::: Task material
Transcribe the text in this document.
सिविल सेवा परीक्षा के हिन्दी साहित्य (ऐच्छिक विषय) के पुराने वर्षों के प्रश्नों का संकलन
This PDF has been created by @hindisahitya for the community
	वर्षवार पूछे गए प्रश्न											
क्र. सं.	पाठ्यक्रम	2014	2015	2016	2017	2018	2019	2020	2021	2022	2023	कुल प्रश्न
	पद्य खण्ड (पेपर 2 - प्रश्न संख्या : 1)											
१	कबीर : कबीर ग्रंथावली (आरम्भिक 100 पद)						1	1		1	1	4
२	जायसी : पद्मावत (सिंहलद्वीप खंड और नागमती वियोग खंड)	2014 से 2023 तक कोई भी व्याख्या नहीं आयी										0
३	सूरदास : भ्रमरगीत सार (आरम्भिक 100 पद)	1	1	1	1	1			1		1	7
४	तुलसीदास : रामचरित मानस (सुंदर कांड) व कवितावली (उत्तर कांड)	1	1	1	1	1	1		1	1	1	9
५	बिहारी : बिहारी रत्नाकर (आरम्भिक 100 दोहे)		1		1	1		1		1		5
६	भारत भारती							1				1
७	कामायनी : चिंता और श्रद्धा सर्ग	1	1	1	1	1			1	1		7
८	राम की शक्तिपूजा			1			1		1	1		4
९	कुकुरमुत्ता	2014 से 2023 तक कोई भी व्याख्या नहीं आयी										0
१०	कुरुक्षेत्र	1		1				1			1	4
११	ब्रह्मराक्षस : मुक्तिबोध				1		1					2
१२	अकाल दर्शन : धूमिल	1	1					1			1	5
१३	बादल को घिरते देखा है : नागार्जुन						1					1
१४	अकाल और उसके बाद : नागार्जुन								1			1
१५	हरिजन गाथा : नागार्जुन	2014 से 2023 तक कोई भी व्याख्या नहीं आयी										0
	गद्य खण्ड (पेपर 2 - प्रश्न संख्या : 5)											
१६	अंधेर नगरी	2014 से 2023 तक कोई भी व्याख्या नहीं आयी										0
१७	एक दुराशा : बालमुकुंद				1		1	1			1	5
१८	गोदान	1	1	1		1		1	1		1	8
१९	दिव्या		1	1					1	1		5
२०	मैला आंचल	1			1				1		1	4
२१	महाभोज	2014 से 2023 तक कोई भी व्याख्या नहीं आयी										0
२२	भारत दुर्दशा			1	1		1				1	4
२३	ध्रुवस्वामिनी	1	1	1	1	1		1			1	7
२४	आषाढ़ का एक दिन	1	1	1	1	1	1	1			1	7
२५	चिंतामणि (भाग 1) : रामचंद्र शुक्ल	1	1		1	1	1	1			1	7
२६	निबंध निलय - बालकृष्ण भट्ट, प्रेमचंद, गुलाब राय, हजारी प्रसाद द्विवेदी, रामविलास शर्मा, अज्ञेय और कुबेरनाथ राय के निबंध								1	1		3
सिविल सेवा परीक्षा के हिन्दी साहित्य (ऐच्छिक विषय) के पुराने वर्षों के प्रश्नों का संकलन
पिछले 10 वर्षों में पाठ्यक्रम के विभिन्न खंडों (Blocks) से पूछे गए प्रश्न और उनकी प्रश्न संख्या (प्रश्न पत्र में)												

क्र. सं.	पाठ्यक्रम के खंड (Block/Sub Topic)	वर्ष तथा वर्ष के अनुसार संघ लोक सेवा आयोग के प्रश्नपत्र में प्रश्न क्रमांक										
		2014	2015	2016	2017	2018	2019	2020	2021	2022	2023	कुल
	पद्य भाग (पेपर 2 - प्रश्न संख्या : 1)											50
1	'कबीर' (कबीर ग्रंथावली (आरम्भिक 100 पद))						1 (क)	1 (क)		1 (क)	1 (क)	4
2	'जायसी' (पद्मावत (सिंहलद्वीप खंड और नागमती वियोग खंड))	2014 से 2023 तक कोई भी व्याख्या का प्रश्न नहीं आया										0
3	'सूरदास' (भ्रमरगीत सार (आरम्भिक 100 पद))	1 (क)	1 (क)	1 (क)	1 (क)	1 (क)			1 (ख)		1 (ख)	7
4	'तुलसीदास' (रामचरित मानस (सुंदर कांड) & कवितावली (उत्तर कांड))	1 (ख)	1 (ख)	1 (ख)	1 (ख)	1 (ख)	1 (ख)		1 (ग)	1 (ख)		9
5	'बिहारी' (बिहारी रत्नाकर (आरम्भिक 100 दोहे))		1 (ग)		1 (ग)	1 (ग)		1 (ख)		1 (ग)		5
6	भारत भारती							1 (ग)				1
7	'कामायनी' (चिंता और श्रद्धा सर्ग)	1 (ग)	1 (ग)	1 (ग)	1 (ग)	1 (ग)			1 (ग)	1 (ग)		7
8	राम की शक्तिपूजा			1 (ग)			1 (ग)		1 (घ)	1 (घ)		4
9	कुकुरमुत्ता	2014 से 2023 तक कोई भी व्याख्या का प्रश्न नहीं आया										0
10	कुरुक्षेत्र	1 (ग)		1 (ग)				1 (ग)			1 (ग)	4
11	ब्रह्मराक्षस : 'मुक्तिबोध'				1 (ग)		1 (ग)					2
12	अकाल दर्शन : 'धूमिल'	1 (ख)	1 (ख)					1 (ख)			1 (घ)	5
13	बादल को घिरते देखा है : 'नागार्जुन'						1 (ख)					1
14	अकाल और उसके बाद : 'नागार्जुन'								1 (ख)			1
::::::
● To be done
Repeat back the data above, exact to the last character.

● Finished exercise
Transcribe the text in this document.
सिविल सेवा परीक्षा के हिन्दी साहित्य (ऐच्छिक विषय) के पुराने वर्षों के प्रश्नों का संकलन
This PDF has been created by @hindisahitya for the community
	वर्षवार पूछे गए प्रश्न											
क्र. सं.	पाठ्यक्रम	2014	2015	2016	2017	2018	2019	2020	2021	2022	2023	कुल प्रश्न
	पद्य खण्ड (पेपर 2 - प्रश्न संख्या : 1)											
१	कबीर : कबीर ग्रंथावली (आरम्भिक 100 पद)						1	1		1	1	4
२	जायसी : पद्मावत (सिंहलद्वीप खंड और नागमती वियोग खंड)	2014 से 2023 तक कोई भी व्याख्या नहीं आयी										0
३	सूरदास : भ्रमरगीत सार (आरम्भिक 100 पद)	1	1	1	1	1			1		1	7
४	तुलसीदास : रामचरित मानस (सुंदर कांड) व कवितावली (उत्तर कांड)	1	1	1	1	1	1		1	1	1	9
५	बिहारी : बिहारी रत्नाकर (आरम्भिक 100 दोहे)		1		1	1		1		1		5
६	भारत भारती							1				1
७	कामायनी : चिंता और श्रद्धा सर्ग	1	1	1	1	1			1	1		7
८	राम की शक्तिपूजा			1			1		1	1		4
९	कुकुरमुत्ता	2014 से 2023 तक कोई भी व्याख्या नहीं आयी										0
१०	कुरुक्षेत्र	1		1				1			1	4
११	ब्रह्मराक्षस : मुक्तिबोध				1		1					2
१२	अकाल दर्शन : धूमिल	1	1					1			1	5
१३	बादल को घिरते देखा है : नागार्जुन						1					1
१४	अकाल और उसके बाद : नागार्जुन								1			1
१५	हरिजन गाथा : नागार्जुन	2014 से 2023 तक कोई भी व्याख्या नहीं आयी										0
	गद्य खण्ड (पेपर 2 - प्रश्न संख्या : 5)											
१६	अंधेर नगरी	2014 से 2023 तक कोई भी व्याख्या नहीं आयी										0
१७	एक दुराशा : बालमुकुंद				1		1	1			1	5
१८	गोदान	1	1	1		1		1	1		1	8
१९	दिव्या		1	1					1	1		5
२०	मैला आंचल	1			1				1		1	4
२१	महाभोज	2014 से 2023 तक कोई भी व्याख्या नहीं आयी										0
२२	भारत दुर्दशा			1	1		1				1	4
२३	ध्रुवस्वामिनी	1	1	1	1	1		1			1	7
२४	आषाढ़ का एक दिन	1	1	1	1	1	1	1			1	7
२५	चिंतामणि (भाग 1) : रामचंद्र शुक्ल	1	1		1	1	1	1			1	7
२६	निबंध निलय - बालकृष्ण भट्ट, प्रेमचंद, गुलाब राय, हजारी प्रसाद द्विवेदी, रामविलास शर्मा, अज्ञेय और कुबेरनाथ राय के निबंध								1	1		3
सिविल सेवा परीक्षा के हिन्दी साहित्य (ऐच्छिक विषय) के पुराने वर्षों के प्रश्नों का संकलन
पिछले 10 वर्षों में पाठ्यक्रम के विभिन्न खंडों (Blocks) से पूछे गए प्रश्न और उनकी प्रश्न संख्या (प्रश्न पत्र में)												

क्र. सं.	पाठ्यक्रम के खंड (Block/Sub Topic)	वर्ष तथा वर्ष के अनुसार संघ लोक सेवा आयोग के प्रश्नपत्र में प्रश्न क्रमांक										
		2014	2015	2016	2017	2018	2019	2020	2021	2022	2023	कुल
	पद्य भाग (पेपर 2 - प्रश्न संख्या : 1)											50
1	'कबीर' (कबीर ग्रंथावली (आरम्भिक 100 पद))						1 (क)	1 (क)		1 (क)	1 (क)	4
2	'जायसी' (पद्मावत (सिंहलद्वीप खंड और नागमती वियोग खंड))	2014 से 2023 तक कोई भी व्याख्या का प्रश्न नहीं आया										0
3	'सूरदास' (भ्रमरगीत सार (आरम्भिक 100 पद))	1 (क)	1 (क)	1 (क)	1 (क)	1 (क)			1 (ख)		1 (ख)	7
4	'तुलसीदास' (रामचरित मानस (सुंदर कांड) & कवितावली (उत्तर कांड))	1 (ख)	1 (ख)	1 (ख)	1 (ख)	1 (ख)	1 (ख)		1 (ग)	1 (ख)		9
5	'बिहारी' (बिहारी रत्नाकर (आरम्भिक 100 दोहे))		1 (ग)		1 (ग)	1 (ग)		1 (ख)		1 (ग)		5
6	भारत भारती							1 (ग)				1
7	'कामायनी' (चिंता और श्रद्धा सर्ग)	1 (ग)	1 (ग)	1 (ग)	1 (ग)	1 (ग)			1 (ग)	1 (ग)		7
8	राम की शक्तिपूजा			1 (ग)			1 (ग)		1 (घ)	1 (घ)		4
9	कुकुरमुत्ता	2014 से 2023 तक कोई भी व्याख्या का प्रश्न नहीं आया										0
10	कुरुक्षेत्र	1 (ग)		1 (ग)				1 (ग)			1 (ग)	4
11	ब्रह्मराक्षस : 'मुक्तिबोध'				1 (ग)		1 (ग)					2
12	अकाल दर्शन : 'धूमिल'	1 (ख)	1 (ख)					1 (ख)			1 (घ)	5
13	बादल को घिरते देखा है : 'नागार्जुन'						1 (ख)					1
14	अकाल और उसके बाद : 'नागार्जुन'								1 (ख)			1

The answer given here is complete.